Start of DATA SECTION

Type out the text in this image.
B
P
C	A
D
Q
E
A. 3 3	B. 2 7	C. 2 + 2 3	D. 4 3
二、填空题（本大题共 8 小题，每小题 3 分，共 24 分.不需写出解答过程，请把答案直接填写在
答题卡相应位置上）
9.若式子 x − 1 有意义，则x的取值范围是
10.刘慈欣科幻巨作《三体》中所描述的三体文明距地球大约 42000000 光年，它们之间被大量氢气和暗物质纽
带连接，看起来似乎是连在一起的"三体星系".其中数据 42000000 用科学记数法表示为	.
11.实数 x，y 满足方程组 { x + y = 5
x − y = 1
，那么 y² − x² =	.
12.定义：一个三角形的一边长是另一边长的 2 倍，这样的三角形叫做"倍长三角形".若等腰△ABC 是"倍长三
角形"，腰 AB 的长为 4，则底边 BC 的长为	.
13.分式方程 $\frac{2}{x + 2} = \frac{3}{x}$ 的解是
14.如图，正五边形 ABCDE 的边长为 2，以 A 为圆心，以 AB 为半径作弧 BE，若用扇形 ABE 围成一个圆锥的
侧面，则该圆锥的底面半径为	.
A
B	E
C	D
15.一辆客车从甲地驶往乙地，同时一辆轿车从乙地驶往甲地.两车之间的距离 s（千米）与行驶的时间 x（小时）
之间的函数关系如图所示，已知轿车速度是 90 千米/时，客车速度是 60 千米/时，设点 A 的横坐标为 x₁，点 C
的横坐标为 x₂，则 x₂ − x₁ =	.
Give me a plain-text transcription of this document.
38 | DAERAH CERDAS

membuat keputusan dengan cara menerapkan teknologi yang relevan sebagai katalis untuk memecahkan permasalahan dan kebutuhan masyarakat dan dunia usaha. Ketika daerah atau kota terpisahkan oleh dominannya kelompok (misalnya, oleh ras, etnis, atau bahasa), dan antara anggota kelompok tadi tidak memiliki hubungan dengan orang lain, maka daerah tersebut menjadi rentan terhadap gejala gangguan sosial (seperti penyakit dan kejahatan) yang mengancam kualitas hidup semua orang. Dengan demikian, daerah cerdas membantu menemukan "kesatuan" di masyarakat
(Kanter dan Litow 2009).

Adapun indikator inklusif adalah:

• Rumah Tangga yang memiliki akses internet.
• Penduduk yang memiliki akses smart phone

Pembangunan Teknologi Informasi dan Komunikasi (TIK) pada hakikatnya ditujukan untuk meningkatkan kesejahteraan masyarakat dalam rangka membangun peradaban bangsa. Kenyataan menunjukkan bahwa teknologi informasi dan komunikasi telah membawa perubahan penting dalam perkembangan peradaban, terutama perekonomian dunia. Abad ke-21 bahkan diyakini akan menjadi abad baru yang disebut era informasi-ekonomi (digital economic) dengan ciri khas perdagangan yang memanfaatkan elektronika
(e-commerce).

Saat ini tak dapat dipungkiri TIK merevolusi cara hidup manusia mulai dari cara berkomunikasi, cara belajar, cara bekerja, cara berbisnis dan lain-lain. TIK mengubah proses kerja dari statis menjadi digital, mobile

End of DATA SECTION

WHAT TO DO =>
Every record should be repeated exactly; please leave none out.

TASK OUTPUT =>
Type out the text in this image.
B
P
C	A
D
Q
E
A. 3 3	B. 2 7	C. 2 + 2 3	D. 4 3
二、填空题（本大题共 8 小题，每小题 3 分，共 24 分.不需写出解答过程，请把答案直接填写在
答题卡相应位置上）
9.若式子 x − 1 有意义，则x的取值范围是
10.刘慈欣科幻巨作《三体》中所描述的三体文明距地球大约 42000000 光年，它们之间被大量氢气和暗物质纽
带连接，看起来似乎是连在一起的"三体星系".其中数据 42000000 用科学记数法表示为	.
11.实数 x，y 满足方程组 { x + y = 5
x − y = 1
，那么 y² − x² =	.
12.定义：一个三角形的一边长是另一边长的 2 倍，这样的三角形叫做"倍长三角形".若等腰△ABC 是"倍长三
角形"，腰 AB 的长为 4，则底边 BC 的长为	.
13.分式方程 $\frac{2}{x + 2} = \frac{3}{x}$ 的解是
14.如图，正五边形 ABCDE 的边长为 2，以 A 为圆心，以 AB 为半径作弧 BE，若用扇形 ABE 围成一个圆锥的
侧面，则该圆锥的底面半径为	.
A
B	E
C	D
15.一辆客车从甲地驶往乙地，同时一辆轿车从乙地驶往甲地.两车之间的距离 s（千米）与行驶的时间 x（小时）
之间的函数关系如图所示，已知轿车速度是 90 千米/时，客车速度是 60 千米/时，设点 A 的横坐标为 x₁，点 C
的横坐标为 x₂，则 x₂ − x₁ =	.
Give me a plain-text transcription of this document.
38 | DAERAH CERDAS

membuat keputusan dengan cara menerapkan teknologi yang relevan sebagai katalis untuk memecahkan permasalahan dan kebutuhan masyarakat dan dunia usaha. Ketika daerah atau kota terpisahkan oleh dominannya kelompok (misalnya, oleh ras, etnis, atau bahasa), dan antara anggota kelompok tadi tidak memiliki hubungan dengan orang lain, maka daerah tersebut menjadi rentan terhadap gejala gangguan sosial (seperti penyakit dan kejahatan) yang mengancam kualitas hidup semua orang. Dengan demikian, daerah cerdas membantu menemukan "kesatuan" di masyarakat
(Kanter dan Litow 2009).

Adapun indikator inklusif adalah:

• Rumah Tangga yang memiliki akses internet.
• Penduduk yang memiliki akses smart phone

Pembangunan Teknologi Informasi dan Komunikasi (TIK) pada hakikatnya ditujukan untuk meningkatkan kesejahteraan masyarakat dalam rangka membangun peradaban bangsa. Kenyataan menunjukkan bahwa teknologi informasi dan komunikasi telah membawa perubahan penting dalam perkembangan peradaban, terutama perekonomian dunia. Abad ke-21 bahkan diyakini akan menjadi abad baru yang disebut era informasi-ekonomi (digital economic) dengan ciri khas perdagangan yang memanfaatkan elektronika
(e-commerce).

Saat ini tak dapat dipungkiri TIK merevolusi cara hidup manusia mulai dari cara berkomunikasi, cara belajar, cara bekerja, cara berbisnis dan lain-lain. TIK mengubah proses kerja dari statis menjadi digital, mobile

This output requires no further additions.